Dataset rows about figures
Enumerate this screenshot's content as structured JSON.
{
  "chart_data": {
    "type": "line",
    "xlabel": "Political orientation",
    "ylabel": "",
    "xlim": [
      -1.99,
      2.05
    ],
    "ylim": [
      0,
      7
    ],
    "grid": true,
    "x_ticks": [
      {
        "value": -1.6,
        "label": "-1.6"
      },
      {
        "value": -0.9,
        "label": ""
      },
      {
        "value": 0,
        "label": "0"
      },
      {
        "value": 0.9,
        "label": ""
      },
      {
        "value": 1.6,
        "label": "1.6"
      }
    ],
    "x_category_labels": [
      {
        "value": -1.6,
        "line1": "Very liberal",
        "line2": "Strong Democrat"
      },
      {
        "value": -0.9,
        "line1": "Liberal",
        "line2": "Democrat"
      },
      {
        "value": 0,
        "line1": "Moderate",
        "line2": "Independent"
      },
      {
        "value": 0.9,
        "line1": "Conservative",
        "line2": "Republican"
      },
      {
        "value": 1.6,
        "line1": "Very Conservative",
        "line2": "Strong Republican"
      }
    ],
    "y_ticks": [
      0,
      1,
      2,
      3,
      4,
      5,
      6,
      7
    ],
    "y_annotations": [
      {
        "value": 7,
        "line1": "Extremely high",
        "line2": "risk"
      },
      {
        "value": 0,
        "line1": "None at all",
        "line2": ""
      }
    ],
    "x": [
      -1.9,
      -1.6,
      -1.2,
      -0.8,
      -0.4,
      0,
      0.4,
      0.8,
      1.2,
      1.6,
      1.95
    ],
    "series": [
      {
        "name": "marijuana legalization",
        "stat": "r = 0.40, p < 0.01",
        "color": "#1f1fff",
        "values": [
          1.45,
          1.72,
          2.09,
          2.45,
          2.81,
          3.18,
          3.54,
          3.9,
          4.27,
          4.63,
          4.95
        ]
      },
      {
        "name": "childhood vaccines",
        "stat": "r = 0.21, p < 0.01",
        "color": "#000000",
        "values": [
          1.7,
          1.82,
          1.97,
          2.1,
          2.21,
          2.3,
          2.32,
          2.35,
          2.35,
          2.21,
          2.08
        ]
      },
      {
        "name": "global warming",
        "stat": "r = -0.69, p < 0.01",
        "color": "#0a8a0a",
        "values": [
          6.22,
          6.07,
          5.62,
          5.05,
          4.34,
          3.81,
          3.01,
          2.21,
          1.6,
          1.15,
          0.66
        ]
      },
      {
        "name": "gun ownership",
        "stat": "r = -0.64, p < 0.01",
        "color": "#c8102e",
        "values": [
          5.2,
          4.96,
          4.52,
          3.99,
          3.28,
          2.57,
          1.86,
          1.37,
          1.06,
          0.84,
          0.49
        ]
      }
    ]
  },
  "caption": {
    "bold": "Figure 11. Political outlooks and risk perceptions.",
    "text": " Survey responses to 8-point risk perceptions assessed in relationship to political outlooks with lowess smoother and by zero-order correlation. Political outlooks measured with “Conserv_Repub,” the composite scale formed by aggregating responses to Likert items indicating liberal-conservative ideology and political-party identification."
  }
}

* Direction
Reproduce all of the material above word for word.

* Task answer
Enumerate this screenshot's content as structured JSON.
{
  "chart_data": {
    "type": "line",
    "xlabel": "Political orientation",
    "ylabel": "",
    "xlim": [
      -1.99,
      2.05
    ],
    "ylim": [
      0,
      7
    ],
    "grid": true,
    "x_ticks": [
      {
        "value": -1.6,
        "label": "-1.6"
      },
      {
        "value": -0.9,
        "label": ""
      },
      {
        "value": 0,
        "label": "0"
      },
      {
        "value": 0.9,
        "label": ""
      },
      {
        "value": 1.6,
        "label": "1.6"
      }
    ],
    "x_category_labels": [
      {
        "value": -1.6,
        "line1": "Very liberal",
        "line2": "Strong Democrat"
      },
      {
        "value": -0.9,
        "line1": "Liberal",
        "line2": "Democrat"
      },
      {
        "value": 0,
        "line1": "Moderate",
        "line2": "Independent"
      },
      {
        "value": 0.9,
        "line1": "Conservative",
        "line2": "Republican"
      },
      {
        "value": 1.6,
        "line1": "Very Conservative",
        "line2": "Strong Republican"
      }
    ],
    "y_ticks": [
      0,
      1,
      2,
      3,
      4,
      5,
      6,
      7
    ],
    "y_annotations": [
      {
        "value": 7,
        "line1": "Extremely high",
        "line2": "risk"
      },
      {
        "value": 0,
        "line1": "None at all",
        "line2": ""
      }
    ],
    "x": [
      -1.9,
      -1.6,
      -1.2,
      -0.8,
      -0.4,
      0,
      0.4,
      0.8,
      1.2,
      1.6,
      1.95
    ],
    "series": [
      {
        "name": "marijuana legalization",
        "stat": "r = 0.40, p < 0.01",
        "color": "#1f1fff",
        "values": [
          1.45,
          1.72,
          2.09,
          2.45,
          2.81,
          3.18,
          3.54,
          3.9,
          4.27,
          4.63,
          4.95
        ]
      },
      {
        "name": "childhood vaccines",
        "stat": "r = 0.21, p < 0.01",
        "color": "#000000",
        "values": [
          1.7,
          1.82,
          1.97,
          2.1,
          2.21,
          2.3,
          2.32,
          2.35,
          2.35,
          2.21,
          2.08
        ]
      },
      {
        "name": "global warming",
        "stat": "r = -0.69, p < 0.01",
        "color": "#0a8a0a",
        "values": [
          6.22,
          6.07,
          5.62,
          5.05,
          4.34,
          3.81,
          3.01,
          2.21,
          1.6,
          1.15,
          0.66
        ]
      },
      {
        "name": "gun ownership",
        "stat": "r = -0.64, p < 0.01",
        "color": "#c8102e",
        "values": [
          5.2,
          4.96,
          4.52,
          3.99,
          3.28,
          2.57,
          1.86,
          1.37,
          1.06,
          0.84,
          0.49
        ]
      }
    ]
  },
  "caption": {
    "bold": "Figure 11. Political outlooks and risk perceptions.",
    "text": " Survey responses to 8-point risk perceptions assessed in relationship to political outlooks with lowess smoother and by zero-order correlation. Political outlooks measured with “Conserv_Repub,” the composite scale formed by aggregating responses to Likert items indicating liberal-conservative ideology and political-party identification."
  }
}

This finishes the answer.